* **Exercise directions**
Report how many lines contain "durch"; state the number and nothing else.

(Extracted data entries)
-----

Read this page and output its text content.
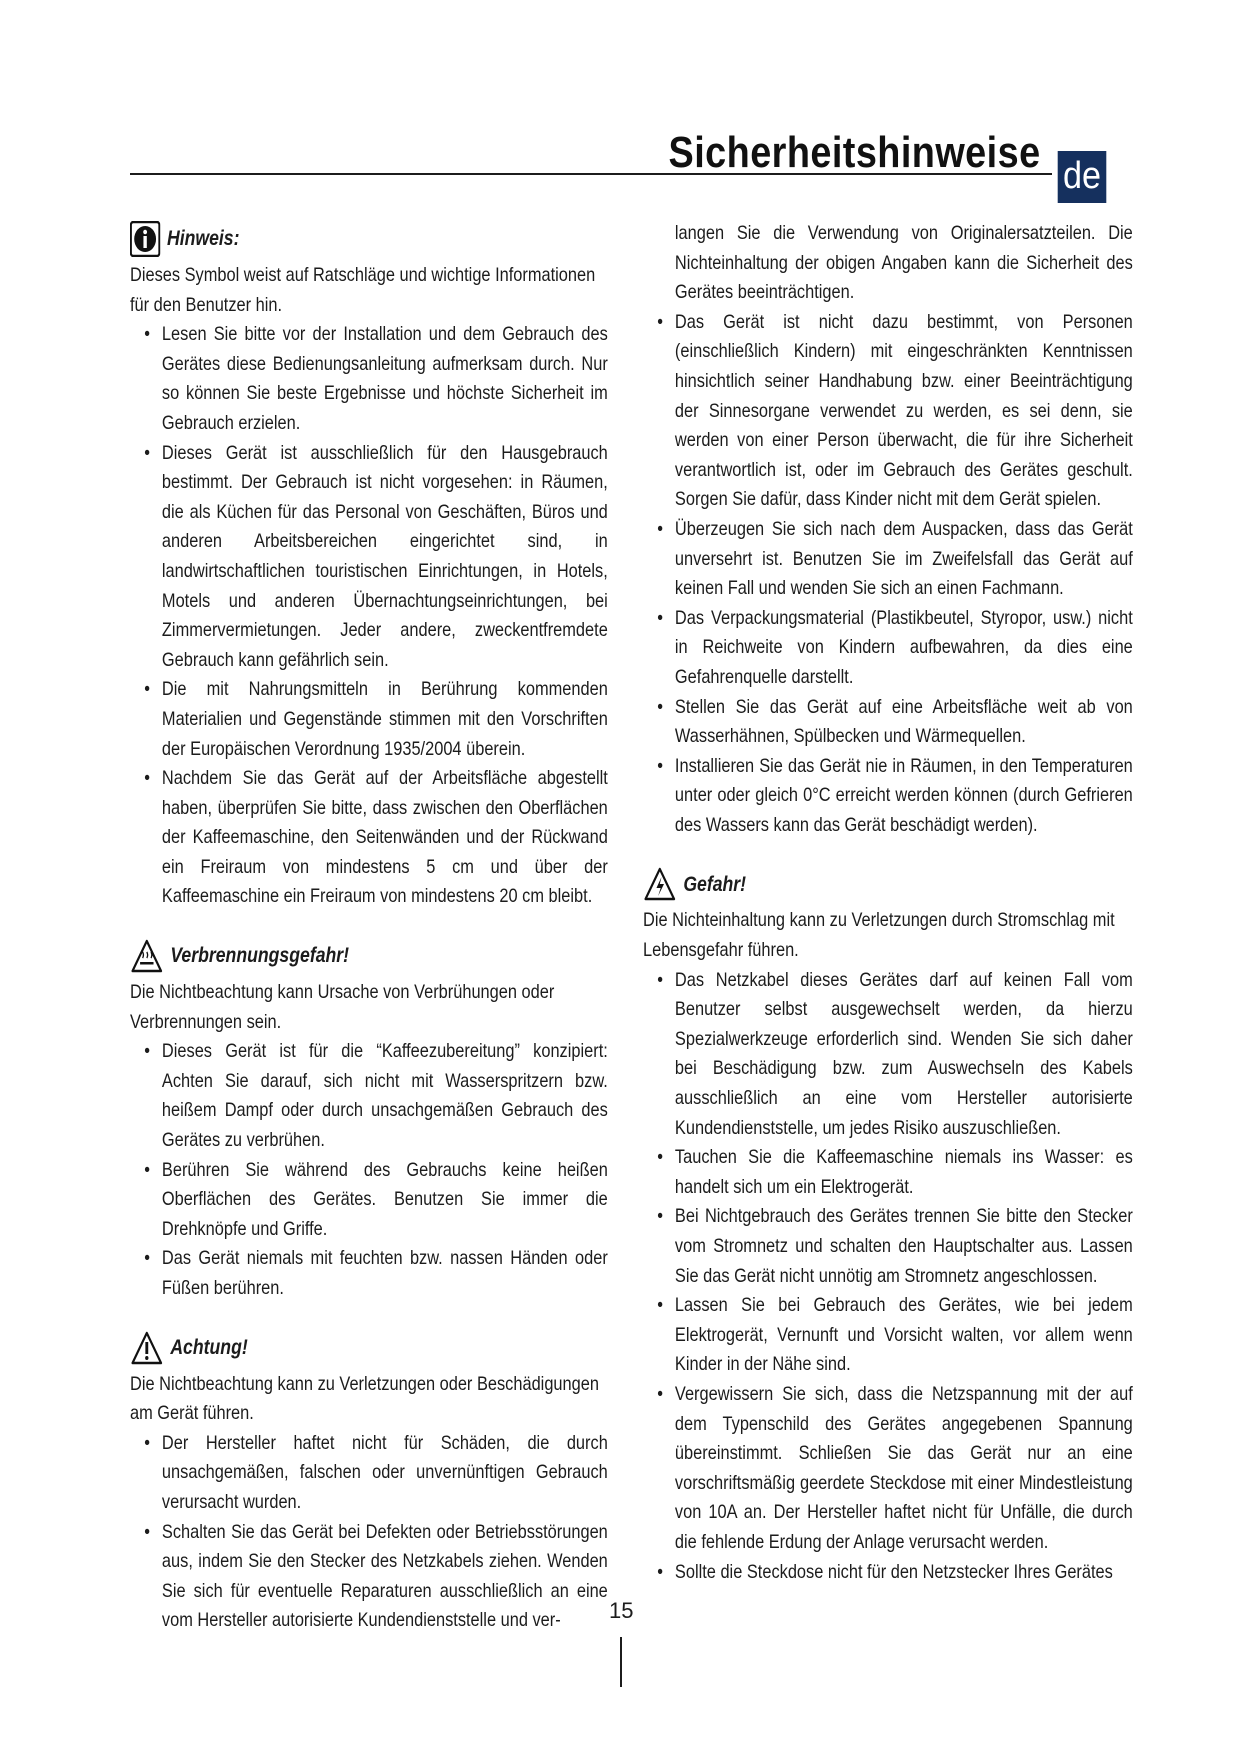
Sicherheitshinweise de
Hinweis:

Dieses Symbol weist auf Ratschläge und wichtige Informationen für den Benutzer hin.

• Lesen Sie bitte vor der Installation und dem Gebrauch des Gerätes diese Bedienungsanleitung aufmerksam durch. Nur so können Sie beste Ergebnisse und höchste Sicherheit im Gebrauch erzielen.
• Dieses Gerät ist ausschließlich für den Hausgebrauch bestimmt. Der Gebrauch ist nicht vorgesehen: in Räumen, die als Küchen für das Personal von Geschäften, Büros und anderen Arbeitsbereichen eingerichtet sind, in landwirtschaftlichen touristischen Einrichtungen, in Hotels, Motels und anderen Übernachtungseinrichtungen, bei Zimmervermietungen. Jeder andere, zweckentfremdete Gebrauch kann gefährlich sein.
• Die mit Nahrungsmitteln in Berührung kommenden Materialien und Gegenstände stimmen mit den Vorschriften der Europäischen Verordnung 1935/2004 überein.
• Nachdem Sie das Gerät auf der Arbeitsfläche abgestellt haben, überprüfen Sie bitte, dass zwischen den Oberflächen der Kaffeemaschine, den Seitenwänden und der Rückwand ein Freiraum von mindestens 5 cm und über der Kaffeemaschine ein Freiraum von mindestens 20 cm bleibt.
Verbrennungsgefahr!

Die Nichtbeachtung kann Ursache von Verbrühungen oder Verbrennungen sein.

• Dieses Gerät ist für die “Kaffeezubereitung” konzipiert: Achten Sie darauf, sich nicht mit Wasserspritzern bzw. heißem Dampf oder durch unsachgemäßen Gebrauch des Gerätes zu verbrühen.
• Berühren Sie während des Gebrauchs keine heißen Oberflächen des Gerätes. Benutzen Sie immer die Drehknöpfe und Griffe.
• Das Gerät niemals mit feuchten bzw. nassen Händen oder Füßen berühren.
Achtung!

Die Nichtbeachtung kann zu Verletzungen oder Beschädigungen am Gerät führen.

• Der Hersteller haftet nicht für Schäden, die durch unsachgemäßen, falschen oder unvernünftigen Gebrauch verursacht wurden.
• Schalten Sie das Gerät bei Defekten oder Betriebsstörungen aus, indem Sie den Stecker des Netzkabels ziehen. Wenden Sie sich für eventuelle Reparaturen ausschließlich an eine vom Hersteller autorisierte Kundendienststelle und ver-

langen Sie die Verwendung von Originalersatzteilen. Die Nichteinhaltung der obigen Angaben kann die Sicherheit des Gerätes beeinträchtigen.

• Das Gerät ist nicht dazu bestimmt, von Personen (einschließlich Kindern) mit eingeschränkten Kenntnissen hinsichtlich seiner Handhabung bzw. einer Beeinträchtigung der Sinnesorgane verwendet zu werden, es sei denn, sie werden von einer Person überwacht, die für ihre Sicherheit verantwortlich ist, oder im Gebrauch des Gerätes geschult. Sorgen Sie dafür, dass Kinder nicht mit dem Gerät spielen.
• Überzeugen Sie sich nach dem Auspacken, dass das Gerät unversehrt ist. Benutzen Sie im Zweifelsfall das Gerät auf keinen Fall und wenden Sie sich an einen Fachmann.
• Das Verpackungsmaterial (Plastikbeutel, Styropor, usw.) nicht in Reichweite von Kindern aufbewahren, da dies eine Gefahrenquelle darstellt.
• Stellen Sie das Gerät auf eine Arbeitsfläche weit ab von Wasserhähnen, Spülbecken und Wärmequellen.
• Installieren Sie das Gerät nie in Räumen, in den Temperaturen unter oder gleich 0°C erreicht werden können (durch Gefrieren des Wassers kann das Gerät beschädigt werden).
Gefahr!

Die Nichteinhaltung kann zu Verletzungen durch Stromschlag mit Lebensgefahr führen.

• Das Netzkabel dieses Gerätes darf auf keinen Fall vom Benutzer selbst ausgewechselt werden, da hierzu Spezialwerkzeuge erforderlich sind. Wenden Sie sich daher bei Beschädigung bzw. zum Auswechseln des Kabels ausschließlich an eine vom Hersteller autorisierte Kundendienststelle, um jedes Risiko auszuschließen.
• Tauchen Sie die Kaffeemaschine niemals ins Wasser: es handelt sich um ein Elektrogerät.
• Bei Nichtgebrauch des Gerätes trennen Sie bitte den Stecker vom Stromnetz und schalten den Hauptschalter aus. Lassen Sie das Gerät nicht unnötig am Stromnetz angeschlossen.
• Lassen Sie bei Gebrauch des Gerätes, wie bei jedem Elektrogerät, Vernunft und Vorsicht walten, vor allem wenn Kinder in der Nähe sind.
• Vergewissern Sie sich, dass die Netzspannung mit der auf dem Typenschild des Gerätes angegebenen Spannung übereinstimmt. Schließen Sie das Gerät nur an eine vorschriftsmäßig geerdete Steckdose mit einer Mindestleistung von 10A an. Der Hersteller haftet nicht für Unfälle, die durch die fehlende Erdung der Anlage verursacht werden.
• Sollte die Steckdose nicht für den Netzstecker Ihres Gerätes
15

-----

* **Task output**
6